SHORT PROBLEM:
The records that follow are to be repeated exactly, with the pictures removed.

>> begin LISTED ENTRIES

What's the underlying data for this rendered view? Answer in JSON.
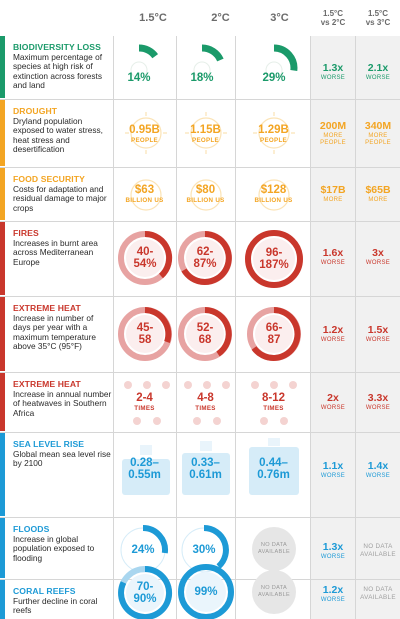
{
  "header": {
    "col1": "1.5°C",
    "col2": "2°C",
    "col3": "3°C",
    "comp1_line1": "1.5°C",
    "comp1_line2": "vs 2°C",
    "comp2_line1": "1.5°C",
    "comp2_line2": "vs 3°C"
  },
  "colors": {
    "green": "#1b9a6a",
    "orange": "#f3a523",
    "red": "#c9372c",
    "blue": "#1d9ad6",
    "pink": "#e7a3a2"
  },
  "rows": [
    {
      "title": "BIODIVERSITY LOSS",
      "desc": "Maximum percentage of species at high risk of extinction across forests and land",
      "color": "green",
      "values": [
        "14%",
        "18%",
        "29%"
      ],
      "ratio1": "1.3x",
      "ratio1_unit": "WORSE",
      "ratio2": "2.1x",
      "ratio2_unit": "WORSE"
    },
    {
      "title": "DROUGHT",
      "desc": "Dryland population exposed to water stress, heat stress and desertification",
      "color": "orange",
      "values": [
        "0.95B",
        "1.15B",
        "1.29B"
      ],
      "unit": "PEOPLE",
      "ratio1": "200M",
      "ratio1_unit_l1": "MORE",
      "ratio1_unit_l2": "PEOPLE",
      "ratio2": "340M",
      "ratio2_unit_l1": "MORE",
      "ratio2_unit_l2": "PEOPLE"
    },
    {
      "title": "FOOD SECURITY",
      "desc": "Costs for adaptation and residual damage to major crops",
      "color": "orange",
      "values": [
        "$63",
        "$80",
        "$128"
      ],
      "unit": "BILLION US",
      "ratio1": "$17B",
      "ratio1_unit": "MORE",
      "ratio2": "$65B",
      "ratio2_unit": "MORE"
    },
    {
      "title": "FIRES",
      "desc": "Increases in burnt area across Mediterranean Europe",
      "color": "red",
      "values_l1": [
        "40-",
        "62-",
        "96-"
      ],
      "values_l2": [
        "54%",
        "87%",
        "187%"
      ],
      "ratio1": "1.6x",
      "ratio1_unit": "WORSE",
      "ratio2": "3x",
      "ratio2_unit": "WORSE"
    },
    {
      "title": "EXTREME HEAT",
      "desc": "Increase in number of days per year with a maximum temperature above 35°C (95°F)",
      "color": "red",
      "values_l1": [
        "45-",
        "52-",
        "66-"
      ],
      "values_l2": [
        "58",
        "68",
        "87"
      ],
      "ratio1": "1.2x",
      "ratio1_unit": "WORSE",
      "ratio2": "1.5x",
      "ratio2_unit": "WORSE"
    },
    {
      "title": "EXTREME HEAT",
      "desc": "Increase in annual number of heatwaves in Southern Africa",
      "color": "red",
      "values": [
        "2-4",
        "4-8",
        "8-12"
      ],
      "unit": "TIMES",
      "ratio1": "2x",
      "ratio1_unit": "WORSE",
      "ratio2": "3.3x",
      "ratio2_unit": "WORSE"
    },
    {
      "title": "SEA LEVEL RISE",
      "desc": "Global mean sea level rise by 2100",
      "color": "blue",
      "values_l1": [
        "0.28–",
        "0.33–",
        "0.44–"
      ],
      "values_l2": [
        "0.55m",
        "0.61m",
        "0.76m"
      ],
      "ratio1": "1.1x",
      "ratio1_unit": "WORSE",
      "ratio2": "1.4x",
      "ratio2_unit": "WORSE"
    },
    {
      "title": "FLOODS",
      "desc": "Increase in global population exposed to flooding",
      "color": "blue",
      "values": [
        "24%",
        "30%"
      ],
      "nodata_l1": "NO DATA",
      "nodata_l2": "AVAILABLE",
      "ratio1": "1.3x",
      "ratio1_unit": "WORSE",
      "ratio2_nodata_l1": "NO DATA",
      "ratio2_nodata_l2": "AVAILABLE"
    },
    {
      "title": "CORAL REEFS",
      "desc": "Further decline in coral reefs",
      "color": "blue",
      "values_l1": [
        "70-"
      ],
      "values_l2": [
        "90%"
      ],
      "value2": "99%",
      "nodata_l1": "NO DATA",
      "nodata_l2": "AVAILABLE",
      "ratio1": "1.2x",
      "ratio1_unit": "WORSE",
      "ratio2_nodata_l1": "NO DATA",
      "ratio2_nodata_l2": "AVAILABLE"
    }
  ]
}
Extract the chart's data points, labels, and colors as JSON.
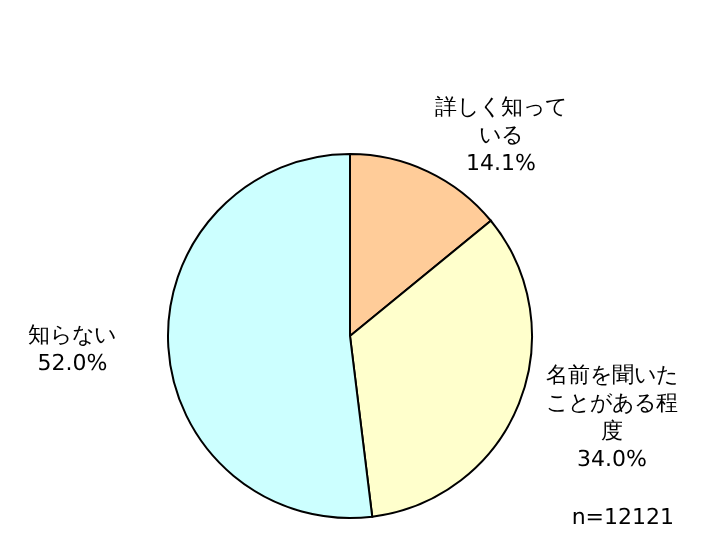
{
  "chart_data": {
    "type": "pie",
    "categories": [
      "詳しく知っている",
      "名前を聞いたことがある程度",
      "知らない"
    ],
    "values": [
      14.1,
      34.0,
      52.0
    ],
    "colors": [
      "#ffcc99",
      "#ffffcc",
      "#ccffff"
    ],
    "value_labels": [
      "14.1%",
      "34.0%",
      "52.0%"
    ],
    "annotations": [
      "n=12121"
    ]
  }
}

>> end LISTED ENTRIES

WRITTEN REPLY:
What's the underlying data for this rendered view? Answer in JSON.
{
  "header": {
    "col1": "1.5°C",
    "col2": "2°C",
    "col3": "3°C",
    "comp1_line1": "1.5°C",
    "comp1_line2": "vs 2°C",
    "comp2_line1": "1.5°C",
    "comp2_line2": "vs 3°C"
  },
  "colors": {
    "green": "#1b9a6a",
    "orange": "#f3a523",
    "red": "#c9372c",
    "blue": "#1d9ad6",
    "pink": "#e7a3a2"
  },
  "rows": [
    {
      "title": "BIODIVERSITY LOSS",
      "desc": "Maximum percentage of species at high risk of extinction across forests and land",
      "color": "green",
      "values": [
        "14%",
        "18%",
        "29%"
      ],
      "ratio1": "1.3x",
      "ratio1_unit": "WORSE",
      "ratio2": "2.1x",
      "ratio2_unit": "WORSE"
    },
    {
      "title": "DROUGHT",
      "desc": "Dryland population exposed to water stress, heat stress and desertification",
      "color": "orange",
      "values": [
        "0.95B",
        "1.15B",
        "1.29B"
      ],
      "unit": "PEOPLE",
      "ratio1": "200M",
      "ratio1_unit_l1": "MORE",
      "ratio1_unit_l2": "PEOPLE",
      "ratio2": "340M",
      "ratio2_unit_l1": "MORE",
      "ratio2_unit_l2": "PEOPLE"
    },
    {
      "title": "FOOD SECURITY",
      "desc": "Costs for adaptation and residual damage to major crops",
      "color": "orange",
      "values": [
        "$63",
        "$80",
        "$128"
      ],
      "unit": "BILLION US",
      "ratio1": "$17B",
      "ratio1_unit": "MORE",
      "ratio2": "$65B",
      "ratio2_unit": "MORE"
    },
    {
      "title": "FIRES",
      "desc": "Increases in burnt area across Mediterranean Europe",
      "color": "red",
      "values_l1": [
        "40-",
        "62-",
        "96-"
      ],
      "values_l2": [
        "54%",
        "87%",
        "187%"
      ],
      "ratio1": "1.6x",
      "ratio1_unit": "WORSE",
      "ratio2": "3x",
      "ratio2_unit": "WORSE"
    },
    {
      "title": "EXTREME HEAT",
      "desc": "Increase in number of days per year with a maximum temperature above 35°C (95°F)",
      "color": "red",
      "values_l1": [
        "45-",
        "52-",
        "66-"
      ],
      "values_l2": [
        "58",
        "68",
        "87"
      ],
      "ratio1": "1.2x",
      "ratio1_unit": "WORSE",
      "ratio2": "1.5x",
      "ratio2_unit": "WORSE"
    },
    {
      "title": "EXTREME HEAT",
      "desc": "Increase in annual number of heatwaves in Southern Africa",
      "color": "red",
      "values": [
        "2-4",
        "4-8",
        "8-12"
      ],
      "unit": "TIMES",
      "ratio1": "2x",
      "ratio1_unit": "WORSE",
      "ratio2": "3.3x",
      "ratio2_unit": "WORSE"
    },
    {
      "title": "SEA LEVEL RISE",
      "desc": "Global mean sea level rise by 2100",
      "color": "blue",
      "values_l1": [
        "0.28–",
        "0.33–",
        "0.44–"
      ],
      "values_l2": [
        "0.55m",
        "0.61m",
        "0.76m"
      ],
      "ratio1": "1.1x",
      "ratio1_unit": "WORSE",
      "ratio2": "1.4x",
      "ratio2_unit": "WORSE"
    },
    {
      "title": "FLOODS",
      "desc": "Increase in global population exposed to flooding",
      "color": "blue",
      "values": [
        "24%",
        "30%"
      ],
      "nodata_l1": "NO DATA",
      "nodata_l2": "AVAILABLE",
      "ratio1": "1.3x",
      "ratio1_unit": "WORSE",
      "ratio2_nodata_l1": "NO DATA",
      "ratio2_nodata_l2": "AVAILABLE"
    },
    {
      "title": "CORAL REEFS",
      "desc": "Further decline in coral reefs",
      "color": "blue",
      "values_l1": [
        "70-"
      ],
      "values_l2": [
        "90%"
      ],
      "value2": "99%",
      "nodata_l1": "NO DATA",
      "nodata_l2": "AVAILABLE",
      "ratio1": "1.2x",
      "ratio1_unit": "WORSE",
      "ratio2_nodata_l1": "NO DATA",
      "ratio2_nodata_l2": "AVAILABLE"
    }
  ]
}
Extract the chart's data points, labels, and colors as JSON.
{
  "chart_data": {
    "type": "pie",
    "categories": [
      "詳しく知っている",
      "名前を聞いたことがある程度",
      "知らない"
    ],
    "values": [
      14.1,
      34.0,
      52.0
    ],
    "colors": [
      "#ffcc99",
      "#ffffcc",
      "#ccffff"
    ],
    "value_labels": [
      "14.1%",
      "34.0%",
      "52.0%"
    ],
    "annotations": [
      "n=12121"
    ]
  }
}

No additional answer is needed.